begin PROVIDED RECORDS

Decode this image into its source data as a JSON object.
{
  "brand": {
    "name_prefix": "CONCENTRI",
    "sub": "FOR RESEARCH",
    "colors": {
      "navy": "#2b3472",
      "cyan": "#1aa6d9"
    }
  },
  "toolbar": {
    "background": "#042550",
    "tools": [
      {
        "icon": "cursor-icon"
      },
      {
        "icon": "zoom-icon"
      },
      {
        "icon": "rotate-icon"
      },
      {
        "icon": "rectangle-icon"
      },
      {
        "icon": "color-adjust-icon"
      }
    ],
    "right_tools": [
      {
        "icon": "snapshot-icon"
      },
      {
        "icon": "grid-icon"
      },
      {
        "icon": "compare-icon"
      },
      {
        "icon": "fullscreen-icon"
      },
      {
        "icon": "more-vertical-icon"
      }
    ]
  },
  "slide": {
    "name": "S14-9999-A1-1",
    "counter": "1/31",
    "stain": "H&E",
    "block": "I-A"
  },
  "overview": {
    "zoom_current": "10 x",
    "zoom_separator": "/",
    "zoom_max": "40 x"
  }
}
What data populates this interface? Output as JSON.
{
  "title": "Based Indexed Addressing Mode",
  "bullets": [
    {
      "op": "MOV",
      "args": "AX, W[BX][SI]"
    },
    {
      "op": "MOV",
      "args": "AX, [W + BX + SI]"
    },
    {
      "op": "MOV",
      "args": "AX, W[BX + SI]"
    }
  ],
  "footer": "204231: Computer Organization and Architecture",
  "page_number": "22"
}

end PROVIDED RECORDS

§ **WHAT THE TASK ASKS**: Each line of the material should be echoed exactly.

§ **TASK SOLUTION**:
Decode this image into its source data as a JSON object.
{
  "brand": {
    "name_prefix": "CONCENTRI",
    "sub": "FOR RESEARCH",
    "colors": {
      "navy": "#2b3472",
      "cyan": "#1aa6d9"
    }
  },
  "toolbar": {
    "background": "#042550",
    "tools": [
      {
        "icon": "cursor-icon"
      },
      {
        "icon": "zoom-icon"
      },
      {
        "icon": "rotate-icon"
      },
      {
        "icon": "rectangle-icon"
      },
      {
        "icon": "color-adjust-icon"
      }
    ],
    "right_tools": [
      {
        "icon": "snapshot-icon"
      },
      {
        "icon": "grid-icon"
      },
      {
        "icon": "compare-icon"
      },
      {
        "icon": "fullscreen-icon"
      },
      {
        "icon": "more-vertical-icon"
      }
    ]
  },
  "slide": {
    "name": "S14-9999-A1-1",
    "counter": "1/31",
    "stain": "H&E",
    "block": "I-A"
  },
  "overview": {
    "zoom_current": "10 x",
    "zoom_separator": "/",
    "zoom_max": "40 x"
  }
}
What data populates this interface? Output as JSON.
{
  "title": "Based Indexed Addressing Mode",
  "bullets": [
    {
      "op": "MOV",
      "args": "AX, W[BX][SI]"
    },
    {
      "op": "MOV",
      "args": "AX, [W + BX + SI]"
    },
    {
      "op": "MOV",
      "args": "AX, W[BX + SI]"
    }
  ],
  "footer": "204231: Computer Organization and Architecture",
  "page_number": "22"
}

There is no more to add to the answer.